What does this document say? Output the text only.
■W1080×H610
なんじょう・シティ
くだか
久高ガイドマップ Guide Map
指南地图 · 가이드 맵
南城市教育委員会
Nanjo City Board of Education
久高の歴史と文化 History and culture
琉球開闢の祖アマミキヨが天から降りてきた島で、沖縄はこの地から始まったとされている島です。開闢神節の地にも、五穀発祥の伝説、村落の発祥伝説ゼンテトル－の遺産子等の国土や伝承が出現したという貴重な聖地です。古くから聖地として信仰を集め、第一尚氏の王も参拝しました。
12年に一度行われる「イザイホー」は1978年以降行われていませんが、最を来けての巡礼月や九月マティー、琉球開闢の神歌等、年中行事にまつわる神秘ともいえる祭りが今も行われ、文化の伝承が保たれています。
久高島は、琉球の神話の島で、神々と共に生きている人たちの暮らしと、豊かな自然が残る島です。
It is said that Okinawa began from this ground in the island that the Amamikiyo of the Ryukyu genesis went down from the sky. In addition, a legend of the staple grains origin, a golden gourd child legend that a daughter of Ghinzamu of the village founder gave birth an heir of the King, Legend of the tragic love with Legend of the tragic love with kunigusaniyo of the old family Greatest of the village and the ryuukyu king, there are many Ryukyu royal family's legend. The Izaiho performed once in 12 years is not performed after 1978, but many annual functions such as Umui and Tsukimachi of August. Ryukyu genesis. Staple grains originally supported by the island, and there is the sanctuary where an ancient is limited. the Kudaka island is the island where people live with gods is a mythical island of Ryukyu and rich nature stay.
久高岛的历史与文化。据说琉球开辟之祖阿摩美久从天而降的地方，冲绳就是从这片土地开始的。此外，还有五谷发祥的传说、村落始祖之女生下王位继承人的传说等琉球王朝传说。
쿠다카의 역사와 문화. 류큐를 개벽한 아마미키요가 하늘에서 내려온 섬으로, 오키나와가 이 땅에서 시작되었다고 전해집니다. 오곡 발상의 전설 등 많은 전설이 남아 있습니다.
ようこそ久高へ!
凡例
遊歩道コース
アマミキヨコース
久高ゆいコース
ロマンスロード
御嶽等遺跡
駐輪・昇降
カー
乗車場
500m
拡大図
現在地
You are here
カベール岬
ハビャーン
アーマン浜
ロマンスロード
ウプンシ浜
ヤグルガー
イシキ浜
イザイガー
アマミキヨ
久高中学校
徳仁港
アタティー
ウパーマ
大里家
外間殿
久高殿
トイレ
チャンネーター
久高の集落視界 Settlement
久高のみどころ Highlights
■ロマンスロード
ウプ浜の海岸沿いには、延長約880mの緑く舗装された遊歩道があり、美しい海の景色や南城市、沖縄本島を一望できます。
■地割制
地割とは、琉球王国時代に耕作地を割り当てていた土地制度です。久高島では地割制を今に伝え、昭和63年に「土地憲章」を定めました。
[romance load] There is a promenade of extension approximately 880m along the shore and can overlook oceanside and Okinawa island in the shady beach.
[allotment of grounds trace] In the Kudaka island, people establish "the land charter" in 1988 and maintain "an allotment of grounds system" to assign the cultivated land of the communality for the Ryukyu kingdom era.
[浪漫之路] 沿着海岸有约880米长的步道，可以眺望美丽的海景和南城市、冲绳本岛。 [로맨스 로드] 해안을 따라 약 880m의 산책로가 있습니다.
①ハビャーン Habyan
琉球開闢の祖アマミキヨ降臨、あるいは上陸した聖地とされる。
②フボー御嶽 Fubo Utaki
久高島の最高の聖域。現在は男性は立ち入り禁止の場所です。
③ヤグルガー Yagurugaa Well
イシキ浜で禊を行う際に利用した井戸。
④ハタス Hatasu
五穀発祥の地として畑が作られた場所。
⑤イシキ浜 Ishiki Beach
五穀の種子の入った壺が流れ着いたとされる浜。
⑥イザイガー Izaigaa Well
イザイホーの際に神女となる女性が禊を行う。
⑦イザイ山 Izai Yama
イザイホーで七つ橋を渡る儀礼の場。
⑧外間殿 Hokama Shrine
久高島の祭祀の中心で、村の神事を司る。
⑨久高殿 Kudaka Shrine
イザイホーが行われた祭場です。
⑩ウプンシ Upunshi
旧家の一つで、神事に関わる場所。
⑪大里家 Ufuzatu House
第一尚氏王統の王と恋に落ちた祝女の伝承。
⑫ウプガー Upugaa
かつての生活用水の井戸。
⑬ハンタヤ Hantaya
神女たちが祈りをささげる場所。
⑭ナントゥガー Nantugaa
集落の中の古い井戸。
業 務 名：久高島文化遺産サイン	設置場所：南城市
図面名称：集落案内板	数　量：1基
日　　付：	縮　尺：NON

************

> EXERCISE GOAL
If a line in the entries includes the word "island", copy that line out.

> COMPLETED EXERCISE
It is said that Okinawa began from this ground in the island that the Amamikiyo of the Ryukyu genesis went down from the sky. In addition, a legend of the staple grains origin, a golden gourd child legend that a daughter of Ghinzamu of the village founder gave birth an heir of the King, Legend of the tragic love with Legend of the tragic love with kunigusaniyo of the old family Greatest of the village and the ryuukyu king, there are many Ryukyu royal family's legend. The Izaiho performed once in 12 years is not performed after 1978, but many annual functions such as Umui and Tsukimachi of August. Ryukyu genesis. Staple grains originally supported by the island, and there is the sanctuary where an ancient is limited. the Kudaka island is the island where people live with gods is a mythical island of Ryukyu and rich nature stay.
[romance load] There is a promenade of extension approximately 880m along the shore and can overlook oceanside and Okinawa island in the shady beach.
[allotment of grounds trace] In the Kudaka island, people establish "the land charter" in 1988 and maintain "an allotment of grounds system" to assign the cultivated land of the communality for the Ryukyu kingdom era.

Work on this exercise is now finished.